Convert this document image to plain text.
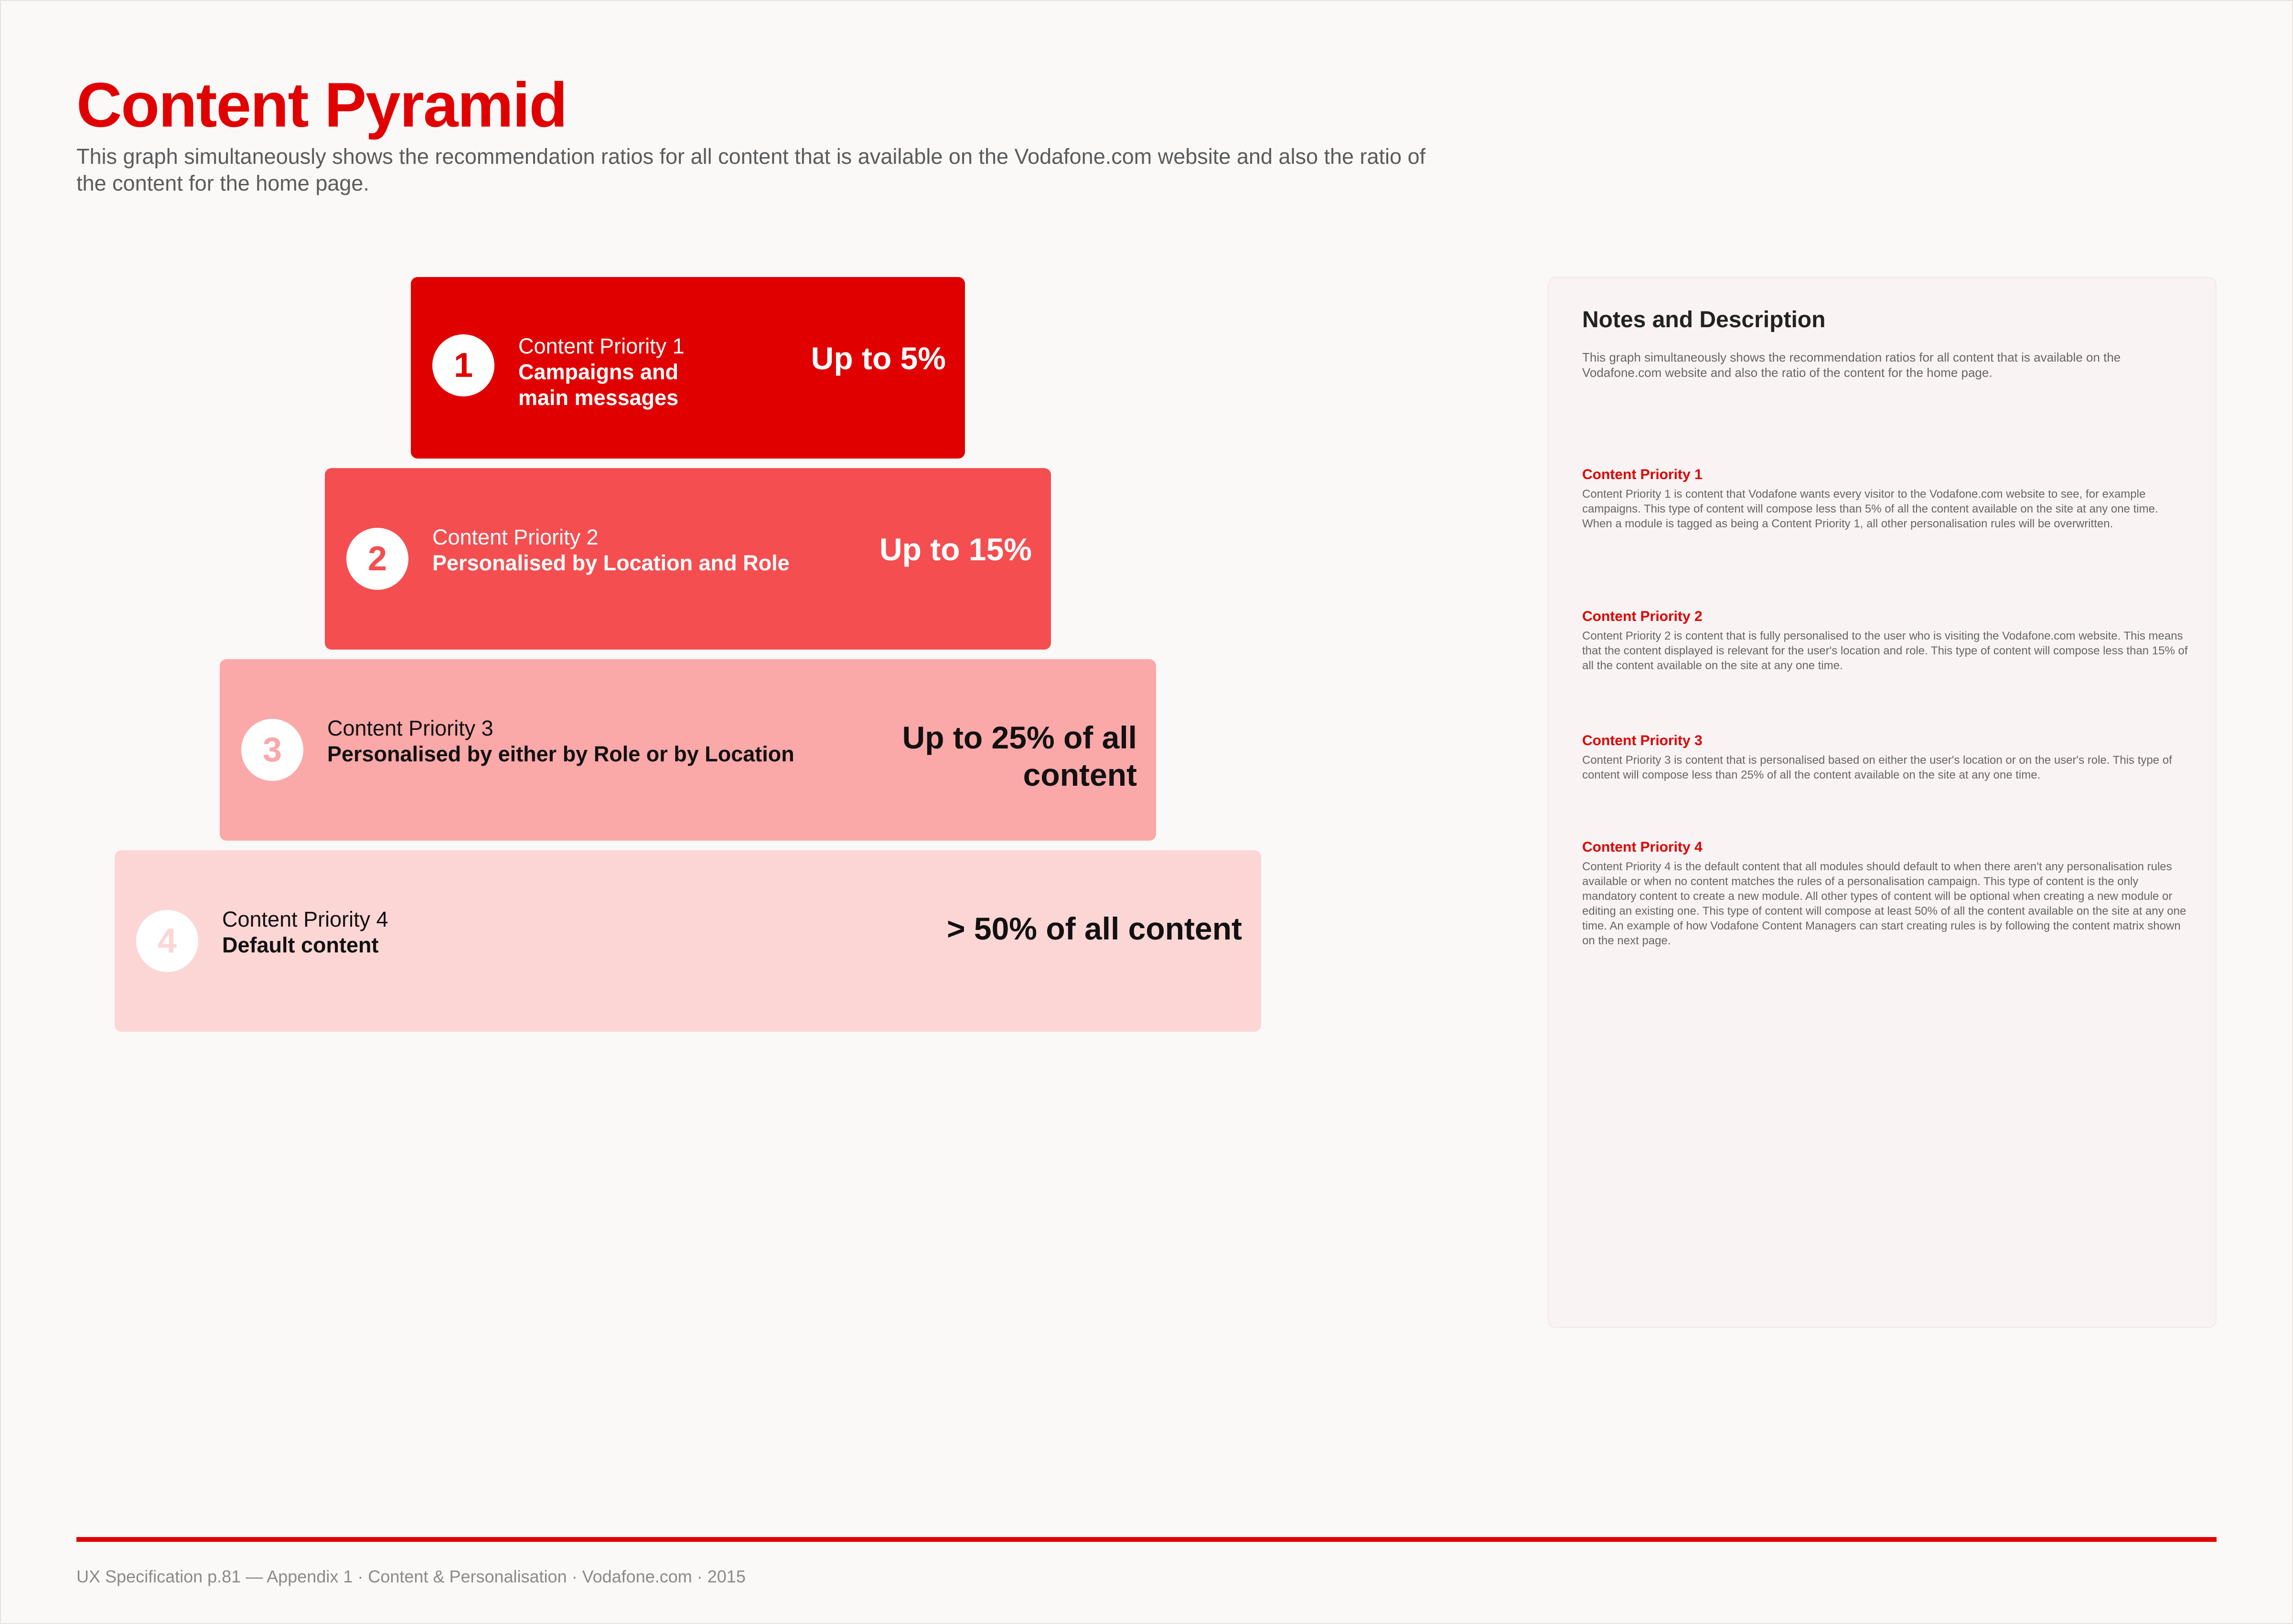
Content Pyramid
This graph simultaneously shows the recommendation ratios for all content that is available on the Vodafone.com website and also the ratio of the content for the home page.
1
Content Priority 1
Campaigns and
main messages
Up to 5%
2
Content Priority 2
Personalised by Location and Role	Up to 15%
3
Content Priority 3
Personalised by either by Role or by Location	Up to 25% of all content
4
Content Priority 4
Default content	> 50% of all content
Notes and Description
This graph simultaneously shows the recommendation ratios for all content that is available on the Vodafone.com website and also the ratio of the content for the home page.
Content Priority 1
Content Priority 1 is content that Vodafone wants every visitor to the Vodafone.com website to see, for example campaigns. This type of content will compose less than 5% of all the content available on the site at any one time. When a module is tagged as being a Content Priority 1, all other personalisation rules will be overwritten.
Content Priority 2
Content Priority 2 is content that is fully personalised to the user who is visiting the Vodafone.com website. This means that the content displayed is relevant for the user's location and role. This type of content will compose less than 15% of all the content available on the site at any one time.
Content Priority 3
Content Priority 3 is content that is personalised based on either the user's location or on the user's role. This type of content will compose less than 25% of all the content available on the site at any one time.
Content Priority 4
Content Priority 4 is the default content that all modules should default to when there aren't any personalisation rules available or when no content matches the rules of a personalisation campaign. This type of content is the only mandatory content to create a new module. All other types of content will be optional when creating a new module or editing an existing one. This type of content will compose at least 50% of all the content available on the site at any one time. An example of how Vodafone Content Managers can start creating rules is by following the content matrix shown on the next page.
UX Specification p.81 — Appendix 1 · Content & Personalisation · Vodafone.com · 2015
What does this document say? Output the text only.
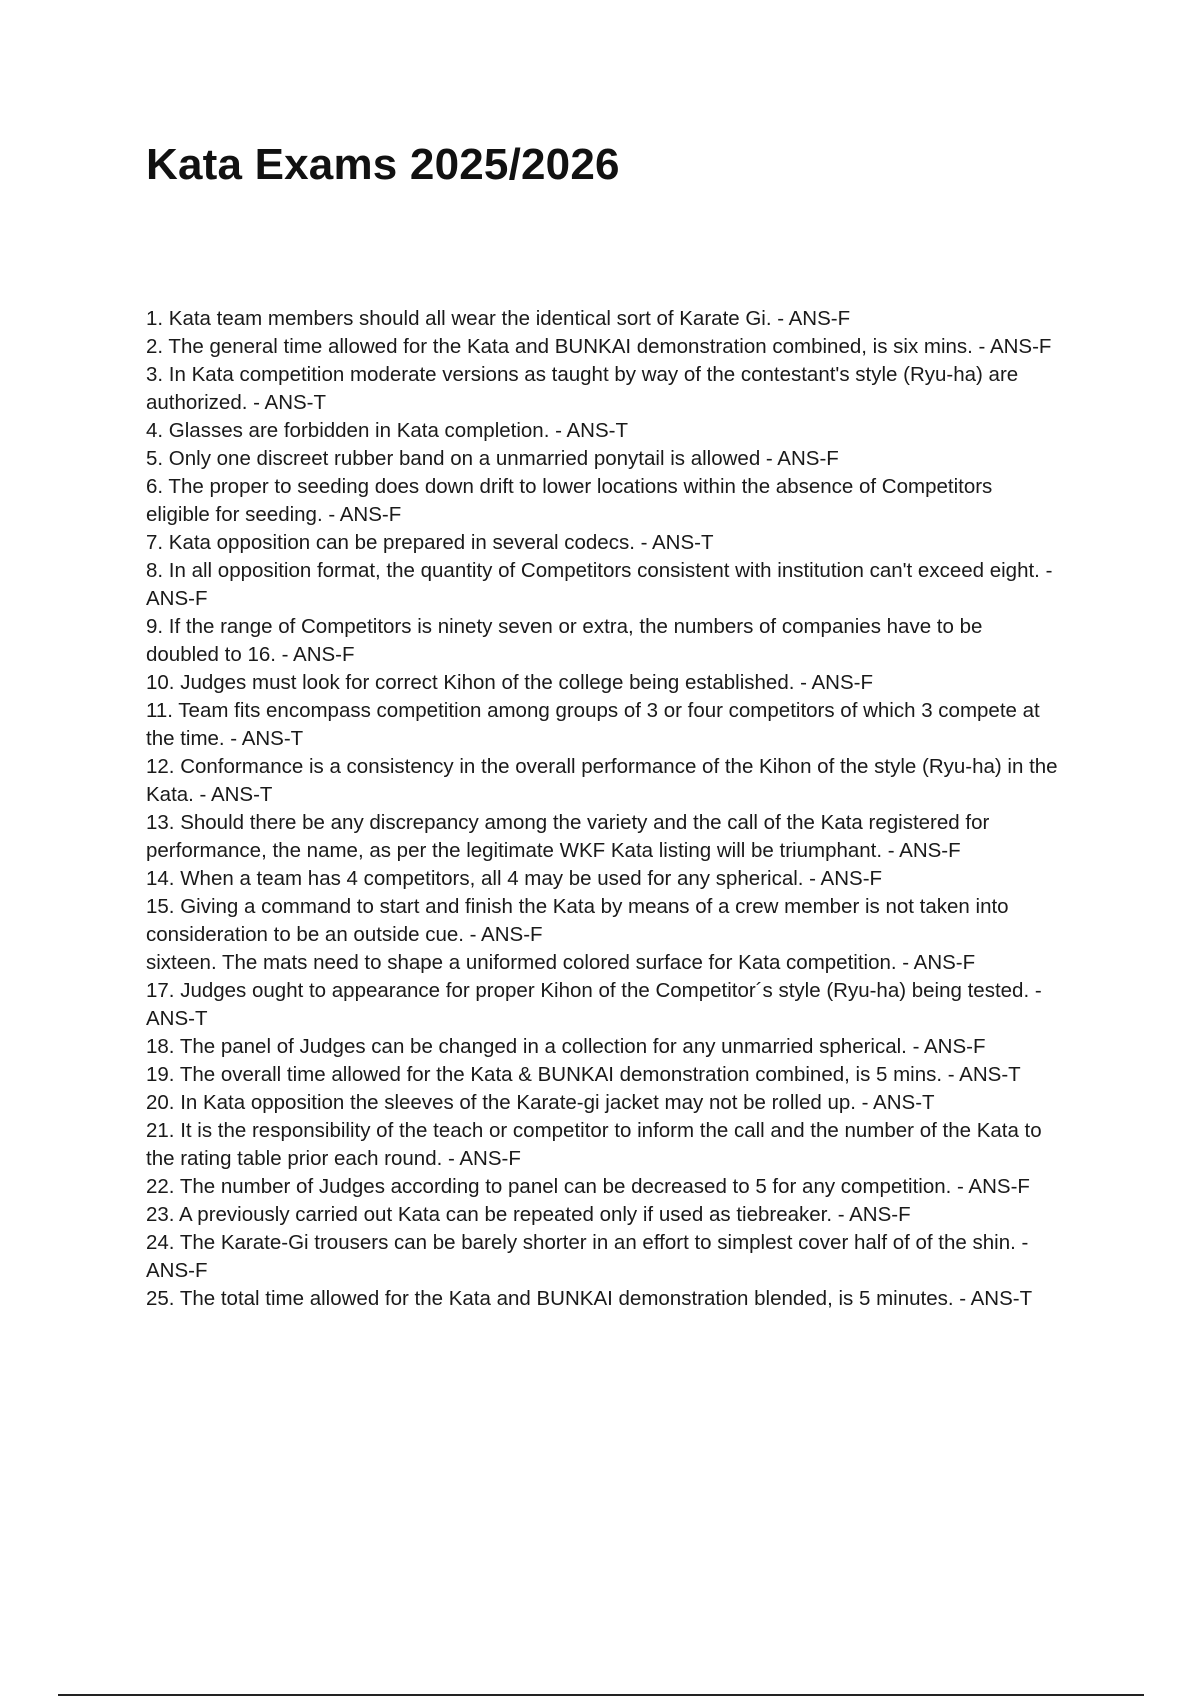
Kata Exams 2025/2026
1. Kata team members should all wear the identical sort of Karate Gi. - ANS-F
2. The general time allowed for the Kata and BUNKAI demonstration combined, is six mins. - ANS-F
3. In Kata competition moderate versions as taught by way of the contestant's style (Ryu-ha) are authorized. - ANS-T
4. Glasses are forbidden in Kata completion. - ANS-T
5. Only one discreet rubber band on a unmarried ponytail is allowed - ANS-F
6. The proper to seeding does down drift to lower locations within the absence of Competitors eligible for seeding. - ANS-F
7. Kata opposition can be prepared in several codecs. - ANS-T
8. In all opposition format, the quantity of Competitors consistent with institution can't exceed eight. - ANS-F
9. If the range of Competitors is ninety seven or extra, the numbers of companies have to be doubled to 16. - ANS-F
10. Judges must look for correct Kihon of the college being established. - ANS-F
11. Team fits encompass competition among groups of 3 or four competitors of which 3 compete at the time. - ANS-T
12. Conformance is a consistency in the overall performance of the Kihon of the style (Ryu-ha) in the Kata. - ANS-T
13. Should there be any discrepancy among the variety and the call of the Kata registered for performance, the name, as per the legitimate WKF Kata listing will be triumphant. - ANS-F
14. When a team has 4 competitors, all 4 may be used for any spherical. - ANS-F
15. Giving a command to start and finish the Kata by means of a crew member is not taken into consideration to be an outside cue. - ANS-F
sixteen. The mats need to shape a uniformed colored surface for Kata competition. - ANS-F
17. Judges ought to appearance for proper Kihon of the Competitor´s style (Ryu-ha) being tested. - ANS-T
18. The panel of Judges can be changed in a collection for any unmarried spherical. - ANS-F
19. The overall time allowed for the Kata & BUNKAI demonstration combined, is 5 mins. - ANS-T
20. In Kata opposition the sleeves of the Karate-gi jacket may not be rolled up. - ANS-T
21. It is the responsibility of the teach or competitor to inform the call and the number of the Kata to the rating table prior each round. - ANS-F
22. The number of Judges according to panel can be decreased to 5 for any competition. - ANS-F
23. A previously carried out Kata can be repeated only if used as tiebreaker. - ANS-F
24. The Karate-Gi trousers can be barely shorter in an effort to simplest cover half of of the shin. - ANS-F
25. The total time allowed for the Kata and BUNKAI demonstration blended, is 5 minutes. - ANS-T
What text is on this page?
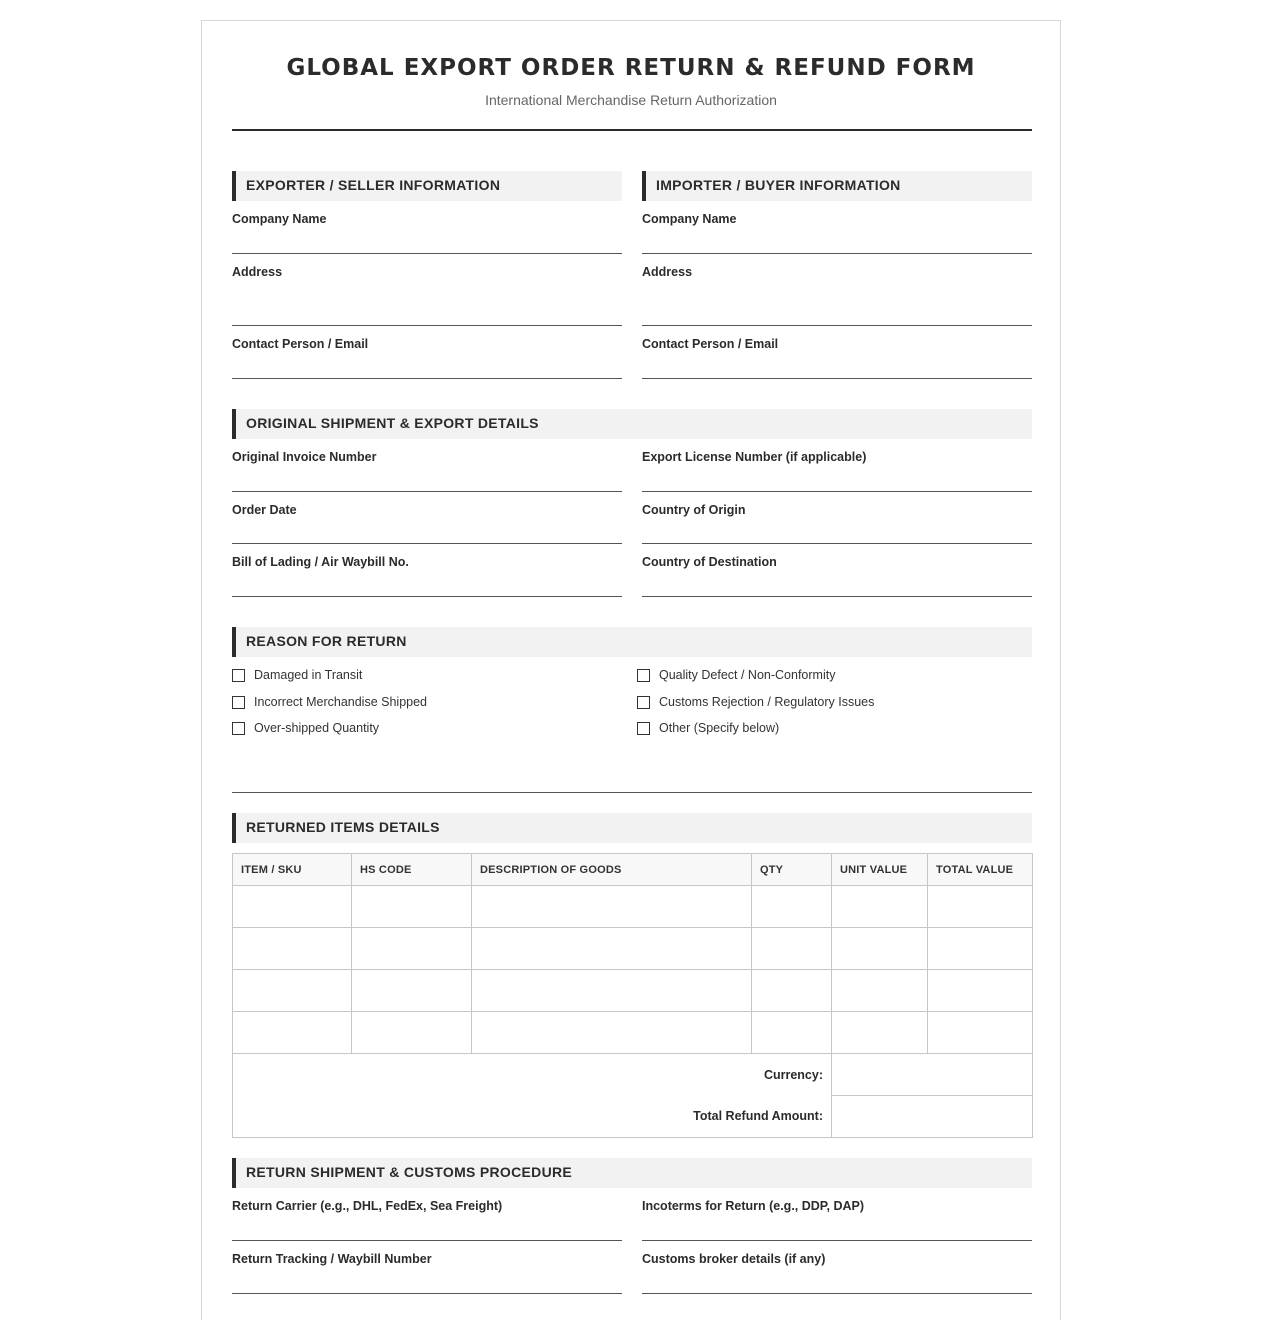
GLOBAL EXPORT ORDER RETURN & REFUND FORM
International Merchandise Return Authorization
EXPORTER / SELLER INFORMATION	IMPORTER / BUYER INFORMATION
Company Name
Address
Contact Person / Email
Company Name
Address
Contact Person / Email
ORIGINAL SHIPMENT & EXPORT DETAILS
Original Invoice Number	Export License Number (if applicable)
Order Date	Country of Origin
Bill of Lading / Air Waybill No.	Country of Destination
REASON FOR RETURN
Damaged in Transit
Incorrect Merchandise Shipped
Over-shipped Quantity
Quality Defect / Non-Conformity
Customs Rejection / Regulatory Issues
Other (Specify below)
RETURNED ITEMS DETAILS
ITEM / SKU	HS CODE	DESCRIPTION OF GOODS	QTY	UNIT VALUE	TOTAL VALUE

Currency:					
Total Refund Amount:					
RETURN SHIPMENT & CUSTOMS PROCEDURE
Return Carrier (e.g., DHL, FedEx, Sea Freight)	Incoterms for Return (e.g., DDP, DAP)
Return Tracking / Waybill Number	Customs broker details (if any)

══════════

■ **WHAT THIS TASK INVOLVES**
Identify every line where the string "opposition" appears.

■ **RESULT FOR THIS TASK**
7. Kata opposition can be prepared in several codecs. - ANS-T
8. In all opposition format, the quantity of Competitors consistent with institution can't exceed eight. - ANS-F
20. In Kata opposition the sleeves of the Karate-gi jacket may not be rolled up. - ANS-T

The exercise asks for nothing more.